• **Set exercise**
Faithfully return all lines, omitting every embedded picture.

• **Data extract**
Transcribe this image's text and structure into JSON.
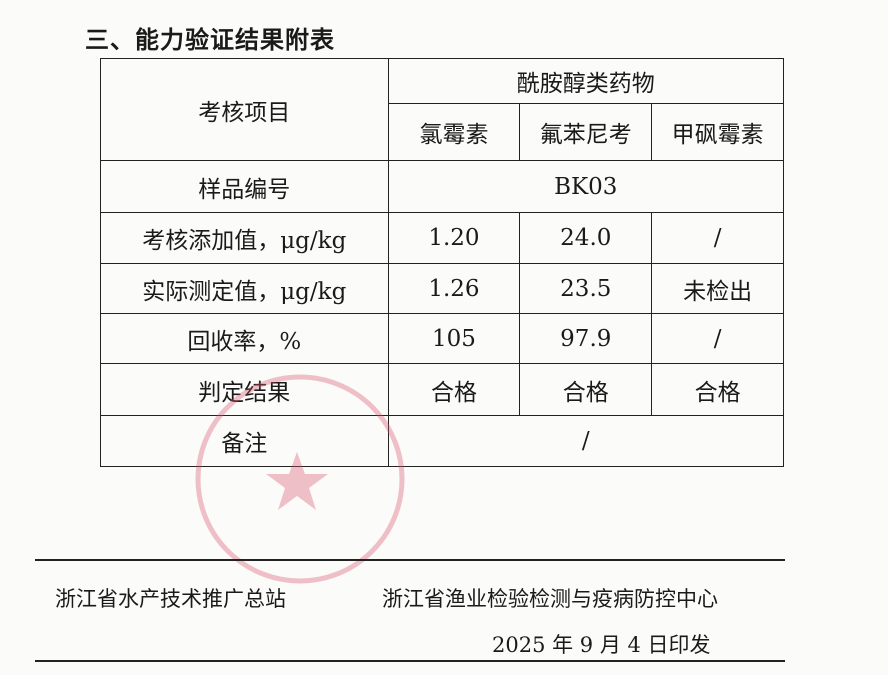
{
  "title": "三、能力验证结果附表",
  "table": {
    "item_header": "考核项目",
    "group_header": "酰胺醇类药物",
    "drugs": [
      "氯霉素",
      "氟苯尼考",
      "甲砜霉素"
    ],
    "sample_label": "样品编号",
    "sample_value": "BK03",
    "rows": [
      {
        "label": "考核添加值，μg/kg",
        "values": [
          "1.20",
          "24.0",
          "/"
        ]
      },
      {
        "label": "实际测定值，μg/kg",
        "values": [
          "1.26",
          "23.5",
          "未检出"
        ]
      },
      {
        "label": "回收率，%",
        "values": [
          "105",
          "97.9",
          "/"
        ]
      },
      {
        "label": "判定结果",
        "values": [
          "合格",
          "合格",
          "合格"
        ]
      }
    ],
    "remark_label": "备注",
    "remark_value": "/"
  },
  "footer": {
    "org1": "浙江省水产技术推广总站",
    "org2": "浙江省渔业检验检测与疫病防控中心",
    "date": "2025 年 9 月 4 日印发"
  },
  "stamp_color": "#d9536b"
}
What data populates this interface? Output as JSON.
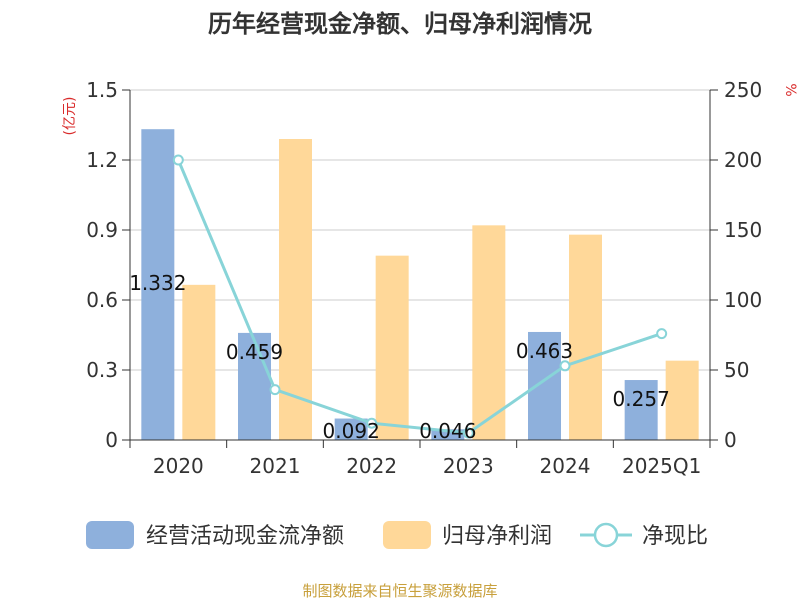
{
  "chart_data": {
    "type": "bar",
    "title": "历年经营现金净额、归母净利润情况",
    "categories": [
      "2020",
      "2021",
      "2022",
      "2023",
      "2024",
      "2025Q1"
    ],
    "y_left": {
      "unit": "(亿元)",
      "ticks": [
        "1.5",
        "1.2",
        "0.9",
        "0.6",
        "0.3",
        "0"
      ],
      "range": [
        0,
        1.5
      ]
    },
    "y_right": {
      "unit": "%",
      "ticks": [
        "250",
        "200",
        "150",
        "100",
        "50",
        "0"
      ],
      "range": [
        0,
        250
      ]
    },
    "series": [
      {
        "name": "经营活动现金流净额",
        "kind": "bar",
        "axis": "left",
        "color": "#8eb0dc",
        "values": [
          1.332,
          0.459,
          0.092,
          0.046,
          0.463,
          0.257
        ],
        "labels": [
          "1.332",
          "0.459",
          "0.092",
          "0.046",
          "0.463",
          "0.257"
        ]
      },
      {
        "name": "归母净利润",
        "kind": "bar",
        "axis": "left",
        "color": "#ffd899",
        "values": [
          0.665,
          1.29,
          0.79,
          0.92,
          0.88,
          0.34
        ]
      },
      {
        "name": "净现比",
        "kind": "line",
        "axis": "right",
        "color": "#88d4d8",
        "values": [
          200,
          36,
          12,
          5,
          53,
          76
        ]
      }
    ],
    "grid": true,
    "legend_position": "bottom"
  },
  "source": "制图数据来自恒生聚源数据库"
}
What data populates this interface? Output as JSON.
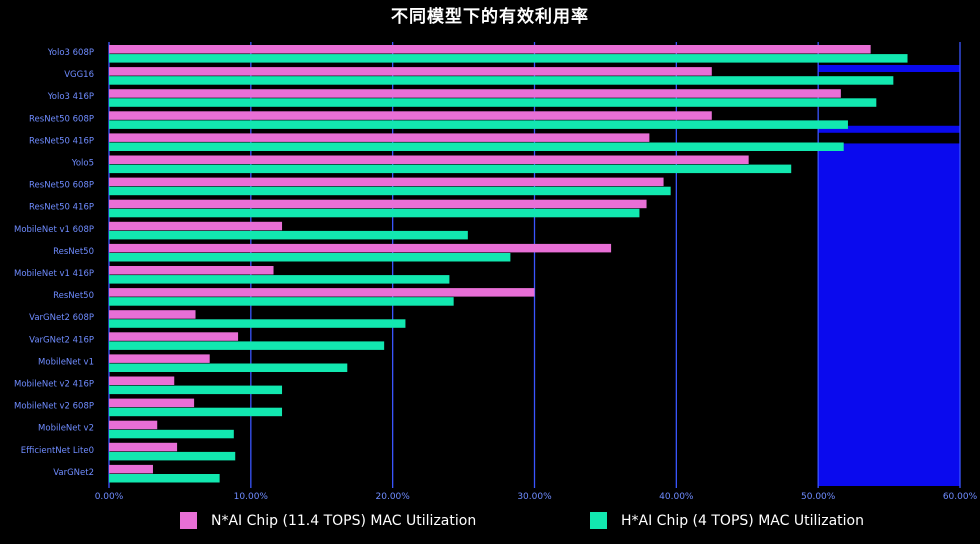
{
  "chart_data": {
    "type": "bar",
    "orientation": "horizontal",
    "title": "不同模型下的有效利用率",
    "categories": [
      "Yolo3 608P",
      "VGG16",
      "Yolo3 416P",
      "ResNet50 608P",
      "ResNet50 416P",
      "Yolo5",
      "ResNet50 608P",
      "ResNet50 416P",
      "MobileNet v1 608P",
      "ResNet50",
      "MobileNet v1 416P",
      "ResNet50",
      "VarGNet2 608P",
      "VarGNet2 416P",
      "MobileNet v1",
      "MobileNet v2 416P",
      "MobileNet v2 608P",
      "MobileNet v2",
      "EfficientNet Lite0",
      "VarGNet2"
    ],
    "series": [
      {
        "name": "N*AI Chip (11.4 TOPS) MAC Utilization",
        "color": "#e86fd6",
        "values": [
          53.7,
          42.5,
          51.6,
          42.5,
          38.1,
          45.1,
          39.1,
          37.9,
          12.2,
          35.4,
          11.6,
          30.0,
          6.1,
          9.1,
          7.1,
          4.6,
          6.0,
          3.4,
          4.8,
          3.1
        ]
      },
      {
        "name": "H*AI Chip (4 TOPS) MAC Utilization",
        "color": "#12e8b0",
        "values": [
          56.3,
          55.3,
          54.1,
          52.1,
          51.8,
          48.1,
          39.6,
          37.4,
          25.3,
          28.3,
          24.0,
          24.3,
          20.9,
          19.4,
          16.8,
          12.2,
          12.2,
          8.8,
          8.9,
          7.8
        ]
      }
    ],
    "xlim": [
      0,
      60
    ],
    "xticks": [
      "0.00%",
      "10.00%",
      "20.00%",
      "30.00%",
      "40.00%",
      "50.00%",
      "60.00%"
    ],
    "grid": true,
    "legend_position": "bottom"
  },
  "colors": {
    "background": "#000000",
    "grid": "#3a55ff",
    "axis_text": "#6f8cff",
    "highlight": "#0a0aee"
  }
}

• **Reply**
Transcribe this image's text and structure into JSON.
{
  "title": "三、能力验证结果附表",
  "table": {
    "item_header": "考核项目",
    "group_header": "酰胺醇类药物",
    "drugs": [
      "氯霉素",
      "氟苯尼考",
      "甲砜霉素"
    ],
    "sample_label": "样品编号",
    "sample_value": "BK03",
    "rows": [
      {
        "label": "考核添加值，μg/kg",
        "values": [
          "1.20",
          "24.0",
          "/"
        ]
      },
      {
        "label": "实际测定值，μg/kg",
        "values": [
          "1.26",
          "23.5",
          "未检出"
        ]
      },
      {
        "label": "回收率，%",
        "values": [
          "105",
          "97.9",
          "/"
        ]
      },
      {
        "label": "判定结果",
        "values": [
          "合格",
          "合格",
          "合格"
        ]
      }
    ],
    "remark_label": "备注",
    "remark_value": "/"
  },
  "footer": {
    "org1": "浙江省水产技术推广总站",
    "org2": "浙江省渔业检验检测与疫病防控中心",
    "date": "2025 年 9 月 4 日印发"
  },
  "stamp_color": "#d9536b"
}
What data populates this interface? Output as JSON.
{
  "chart_data": {
    "type": "bar",
    "title": "历年经营现金净额、归母净利润情况",
    "categories": [
      "2020",
      "2021",
      "2022",
      "2023",
      "2024",
      "2025Q1"
    ],
    "y_left": {
      "unit": "(亿元)",
      "ticks": [
        "1.5",
        "1.2",
        "0.9",
        "0.6",
        "0.3",
        "0"
      ],
      "range": [
        0,
        1.5
      ]
    },
    "y_right": {
      "unit": "%",
      "ticks": [
        "250",
        "200",
        "150",
        "100",
        "50",
        "0"
      ],
      "range": [
        0,
        250
      ]
    },
    "series": [
      {
        "name": "经营活动现金流净额",
        "kind": "bar",
        "axis": "left",
        "color": "#8eb0dc",
        "values": [
          1.332,
          0.459,
          0.092,
          0.046,
          0.463,
          0.257
        ],
        "labels": [
          "1.332",
          "0.459",
          "0.092",
          "0.046",
          "0.463",
          "0.257"
        ]
      },
      {
        "name": "归母净利润",
        "kind": "bar",
        "axis": "left",
        "color": "#ffd899",
        "values": [
          0.665,
          1.29,
          0.79,
          0.92,
          0.88,
          0.34
        ]
      },
      {
        "name": "净现比",
        "kind": "line",
        "axis": "right",
        "color": "#88d4d8",
        "values": [
          200,
          36,
          12,
          5,
          53,
          76
        ]
      }
    ],
    "grid": true,
    "legend_position": "bottom"
  },
  "source": "制图数据来自恒生聚源数据库"
}
What data populates this interface? Output as JSON.
{
  "chart_data": {
    "type": "bar",
    "orientation": "horizontal",
    "title": "不同模型下的有效利用率",
    "categories": [
      "Yolo3 608P",
      "VGG16",
      "Yolo3 416P",
      "ResNet50 608P",
      "ResNet50 416P",
      "Yolo5",
      "ResNet50 608P",
      "ResNet50 416P",
      "MobileNet v1 608P",
      "ResNet50",
      "MobileNet v1 416P",
      "ResNet50",
      "VarGNet2 608P",
      "VarGNet2 416P",
      "MobileNet v1",
      "MobileNet v2 416P",
      "MobileNet v2 608P",
      "MobileNet v2",
      "EfficientNet Lite0",
      "VarGNet2"
    ],
    "series": [
      {
        "name": "N*AI Chip (11.4 TOPS) MAC Utilization",
        "color": "#e86fd6",
        "values": [
          53.7,
          42.5,
          51.6,
          42.5,
          38.1,
          45.1,
          39.1,
          37.9,
          12.2,
          35.4,
          11.6,
          30.0,
          6.1,
          9.1,
          7.1,
          4.6,
          6.0,
          3.4,
          4.8,
          3.1
        ]
      },
      {
        "name": "H*AI Chip (4 TOPS) MAC Utilization",
        "color": "#12e8b0",
        "values": [
          56.3,
          55.3,
          54.1,
          52.1,
          51.8,
          48.1,
          39.6,
          37.4,
          25.3,
          28.3,
          24.0,
          24.3,
          20.9,
          19.4,
          16.8,
          12.2,
          12.2,
          8.8,
          8.9,
          7.8
        ]
      }
    ],
    "xlim": [
      0,
      60
    ],
    "xticks": [
      "0.00%",
      "10.00%",
      "20.00%",
      "30.00%",
      "40.00%",
      "50.00%",
      "60.00%"
    ],
    "grid": true,
    "legend_position": "bottom"
  },
  "colors": {
    "background": "#000000",
    "grid": "#3a55ff",
    "axis_text": "#6f8cff",
    "highlight": "#0a0aee"
  }
}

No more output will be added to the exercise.